Supplied material:
## start

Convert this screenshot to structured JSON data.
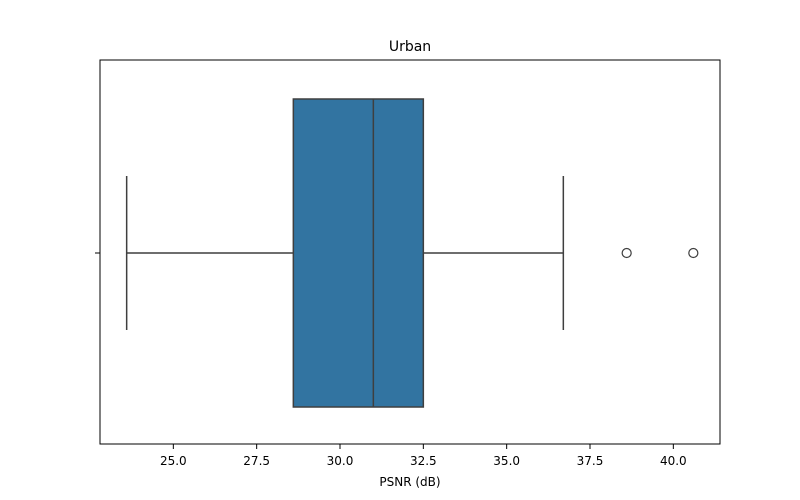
{
  "chart_data": {
    "type": "box",
    "title": "Urban",
    "xlabel": "PSNR (dB)",
    "ylabel": "",
    "orientation": "horizontal",
    "xlim": [
      22.8,
      41.4
    ],
    "xticks": [
      25.0,
      27.5,
      30.0,
      32.5,
      35.0,
      37.5,
      40.0
    ],
    "xtick_labels": [
      "25.0",
      "27.5",
      "30.0",
      "32.5",
      "35.0",
      "37.5",
      "40.0"
    ],
    "grid": false,
    "legend": "none",
    "box": {
      "whisker_low": 23.6,
      "q1": 28.6,
      "median": 31.0,
      "q3": 32.5,
      "whisker_high": 36.7,
      "outliers": [
        38.6,
        40.6
      ]
    },
    "colors": {
      "box_fill": "#3274a1",
      "line": "#3f3f3f",
      "frame": "#000000"
    }
  }
}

## end

Instruction: Every record is to be reproduced exactly, with no pictures included.

Worked answer:
Convert this screenshot to structured JSON data.
{
  "chart_data": {
    "type": "box",
    "title": "Urban",
    "xlabel": "PSNR (dB)",
    "ylabel": "",
    "orientation": "horizontal",
    "xlim": [
      22.8,
      41.4
    ],
    "xticks": [
      25.0,
      27.5,
      30.0,
      32.5,
      35.0,
      37.5,
      40.0
    ],
    "xtick_labels": [
      "25.0",
      "27.5",
      "30.0",
      "32.5",
      "35.0",
      "37.5",
      "40.0"
    ],
    "grid": false,
    "legend": "none",
    "box": {
      "whisker_low": 23.6,
      "q1": 28.6,
      "median": 31.0,
      "q3": 32.5,
      "whisker_high": 36.7,
      "outliers": [
        38.6,
        40.6
      ]
    },
    "colors": {
      "box_fill": "#3274a1",
      "line": "#3f3f3f",
      "frame": "#000000"
    }
  }
}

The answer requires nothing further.